Work to be completed
Go through the material below and copy all lines with "past".

Record excerpts

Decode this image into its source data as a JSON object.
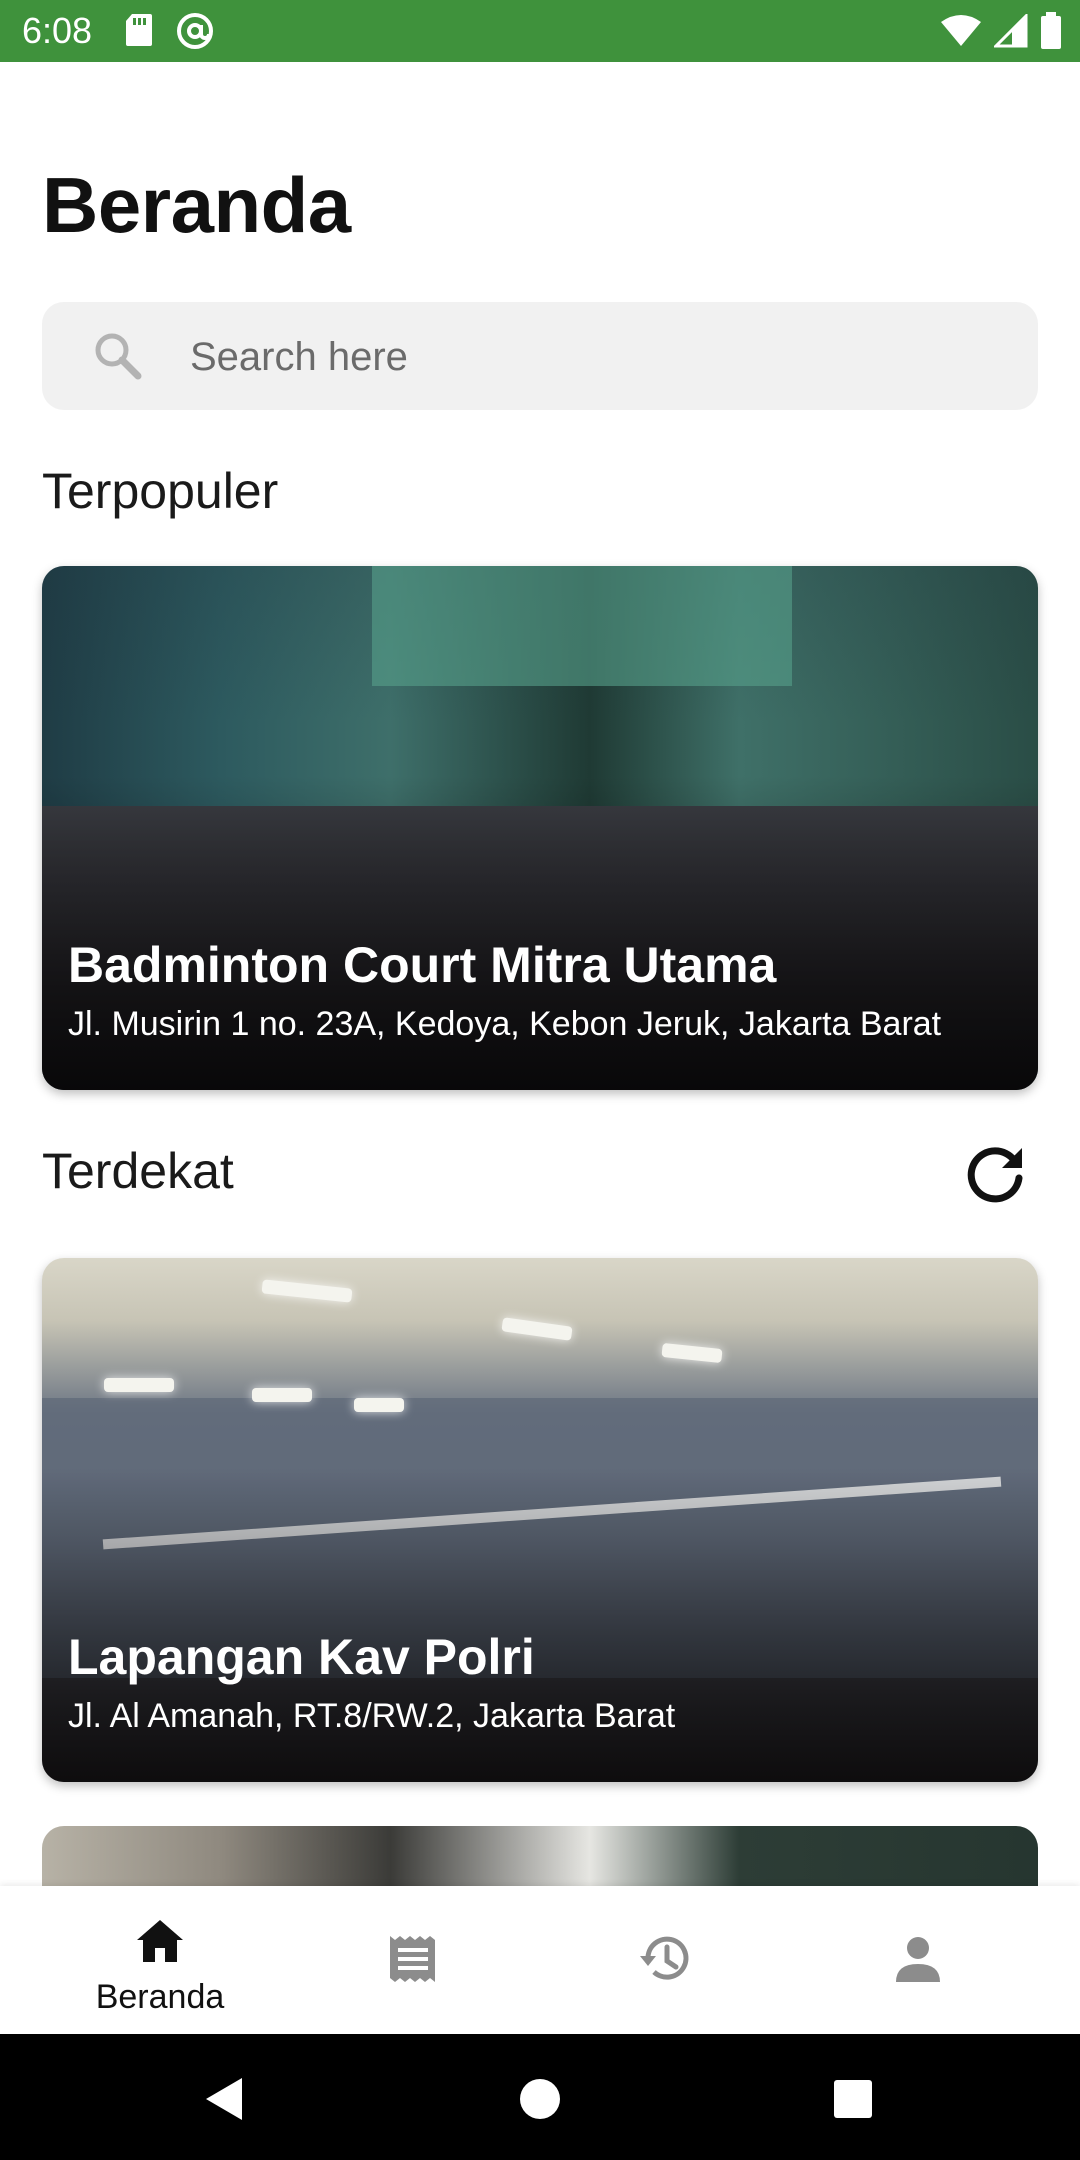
{
  "status_bar": {
    "time": "6:08",
    "left_icons": [
      "sd-card-icon",
      "at-sign-icon"
    ],
    "right_icons": [
      "wifi-icon",
      "signal-icon",
      "battery-icon"
    ],
    "color": "#3f923c"
  },
  "header": {
    "title": "Beranda"
  },
  "search": {
    "placeholder": "Search here",
    "value": ""
  },
  "sections": {
    "popular": {
      "title": "Terpopuler"
    },
    "nearby": {
      "title": "Terdekat",
      "action_icon": "refresh-icon"
    }
  },
  "cards": [
    {
      "title": "Badminton Court Mitra Utama",
      "address": "Jl. Musirin 1 no. 23A, Kedoya, Kebon Jeruk, Jakarta Barat"
    },
    {
      "title": "Lapangan Kav Polri",
      "address": "Jl. Al Amanah, RT.8/RW.2, Jakarta Barat"
    }
  ],
  "bottom_nav": {
    "items": [
      {
        "icon": "home-icon",
        "label": "Beranda",
        "active": true
      },
      {
        "icon": "receipt-icon",
        "label": "",
        "active": false
      },
      {
        "icon": "history-icon",
        "label": "",
        "active": false
      },
      {
        "icon": "person-icon",
        "label": "",
        "active": false
      }
    ]
  },
  "system_nav": [
    "back-icon",
    "home-circle-icon",
    "recents-icon"
  ]
}
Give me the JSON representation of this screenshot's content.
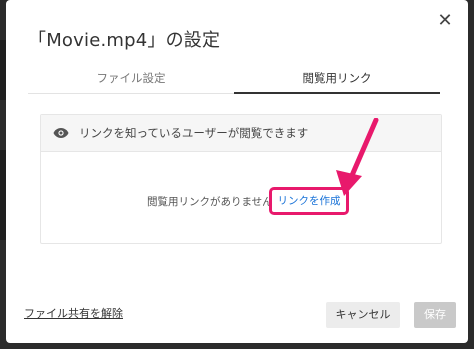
{
  "dialog": {
    "title": "「Movie.mp4」の設定",
    "close_icon": "close-icon"
  },
  "tabs": [
    {
      "label": "ファイル設定",
      "active": false
    },
    {
      "label": "閲覧用リンク",
      "active": true
    }
  ],
  "panel": {
    "header_icon": "eye-icon",
    "header_text": "リンクを知っているユーザーが閲覧できます",
    "no_link_text": "閲覧用リンクがありません",
    "create_link_label": "リンクを作成"
  },
  "footer": {
    "unshare_label": "ファイル共有を解除",
    "cancel_label": "キャンセル",
    "save_label": "保存"
  },
  "colors": {
    "highlight": "#e8196c",
    "link": "#1a73d8",
    "save_disabled": "#c9c9c9"
  }
}
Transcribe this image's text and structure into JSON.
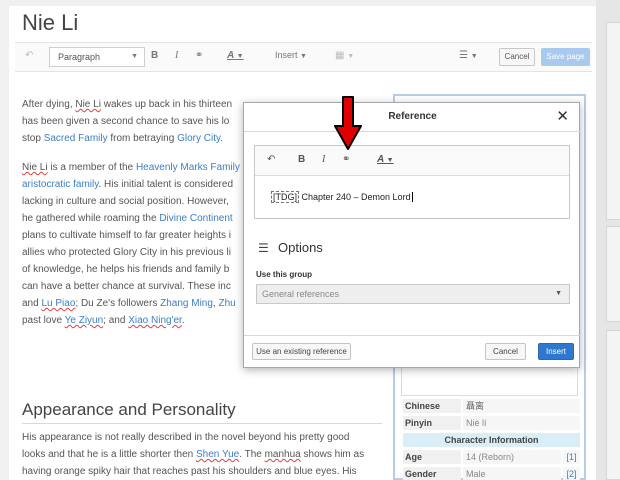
{
  "page": {
    "title": "Nie Li"
  },
  "toolbar": {
    "undo_icon": "undo-icon",
    "paragraph_label": "Paragraph",
    "bold_label": "B",
    "italic_label": "I",
    "link_icon": "link-icon",
    "text_style_label": "A",
    "insert_label": "Insert",
    "table_icon": "table-icon",
    "menu_icon": "hamburger-icon",
    "cancel_label": "Cancel",
    "save_label": "Save page"
  },
  "article": {
    "p1": {
      "a": "After dying, ",
      "b": "Nie Li",
      "c": " wakes up back in his thirteen",
      "d": " has been given a second chance to save his lo",
      "e": "stop ",
      "f": "Sacred Family",
      "g": " from betraying ",
      "h": "Glory City",
      "i": "."
    },
    "p2": {
      "l1a": "Nie Li",
      "l1b": " is a member of the ",
      "l1c": "Heavenly Marks Family",
      "l2a": "aristocratic family",
      "l2b": ". His initial talent is considered",
      "l3": "lacking in culture and social position. However,",
      "l4a": "he gathered while roaming the ",
      "l4b": "Divine Continent",
      "l5": "plans to cultivate himself to far greater heights i",
      "l6": "allies who protected Glory City in his previous li",
      "l7": "of knowledge, he helps his friends and family b",
      "l8": "can have a better chance at survival. These inc",
      "l9a": "and ",
      "l9b": "Lu Piao",
      "l9c": "; Du Ze's followers ",
      "l9d": "Zhang Ming",
      "l9e": ", ",
      "l9f": "Zhu",
      "l10a": "past love ",
      "l10b": "Ye Ziyun",
      "l10c": "; and ",
      "l10d": "Xiao Ning'er",
      "l10e": "."
    },
    "section_heading": "Appearance and Personality",
    "p3": {
      "l1": "His appearance is not really described in the novel beyond his pretty good",
      "l2a": "looks and that he is a little shorter then ",
      "l2b": "Shen Yue",
      "l2c": ". The ",
      "l2d": "manhua",
      "l2e": " shows him as",
      "l3": "having orange spiky hair that reaches past his shoulders and blue eyes. His"
    }
  },
  "infobox": {
    "chinese_key": "Chinese",
    "chinese_val": "聶离",
    "pinyin_key": "Pinyin",
    "pinyin_val": "Niè lí",
    "char_info_header": "Character Information",
    "age_key": "Age",
    "age_val": "14 (Reborn)",
    "age_ref": "[1]",
    "gender_key": "Gender",
    "gender_val": "Male",
    "gender_ref": "[2]"
  },
  "dialog": {
    "title": "Reference",
    "close_icon": "close-icon",
    "editor": {
      "undo_icon": "undo-icon",
      "bold_label": "B",
      "italic_label": "I",
      "link_icon": "link-icon",
      "text_style_label": "A",
      "content_tag": "[TDG]",
      "content_text": " Chapter 240 – Demon Lord"
    },
    "options_label": "Options",
    "options_icon": "sliders-icon",
    "group_label": "Use this group",
    "group_value": "General references",
    "existing_ref_label": "Use an existing reference",
    "cancel_label": "Cancel",
    "insert_label": "Insert"
  },
  "annotation": {
    "arrow_color": "#e00000",
    "arrow_icon": "red-arrow-down-icon"
  }
}
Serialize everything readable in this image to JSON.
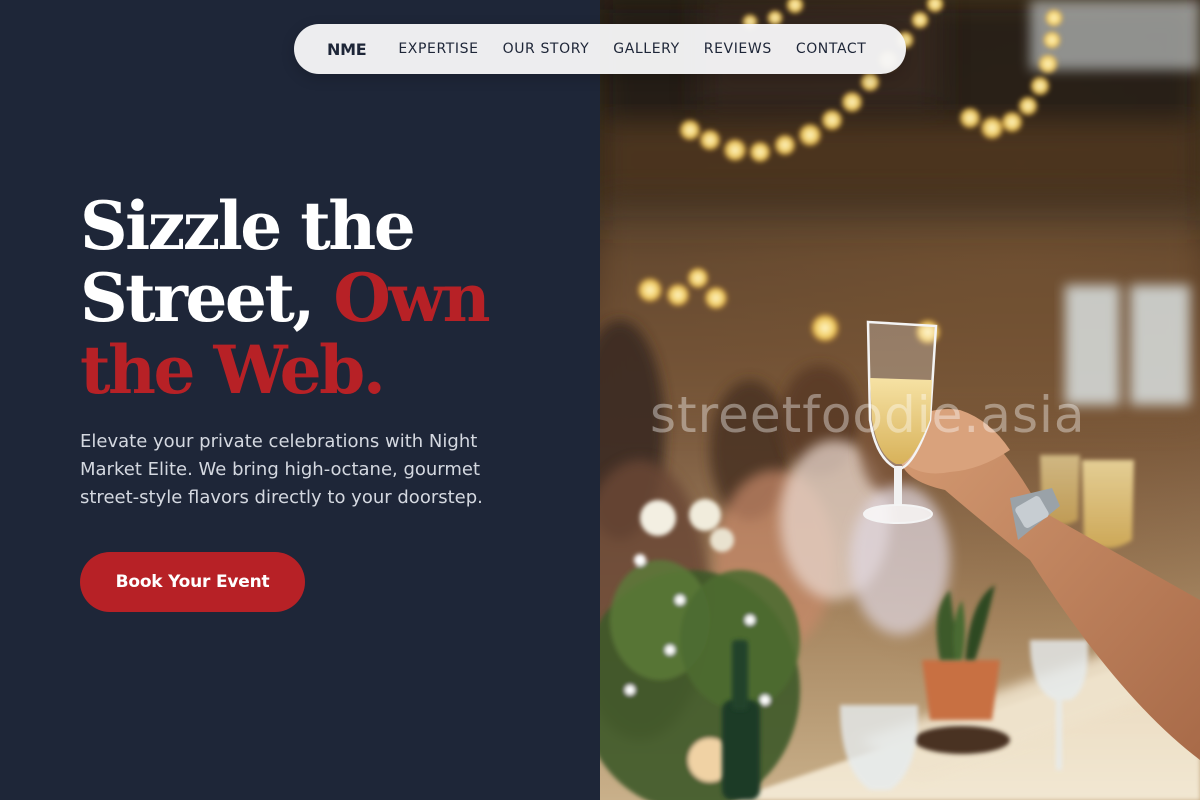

Answer to the problem
      "l10a": "past love ",
      "l3": "having orange spiky hair that reaches past his shoulders and blue eyes. His"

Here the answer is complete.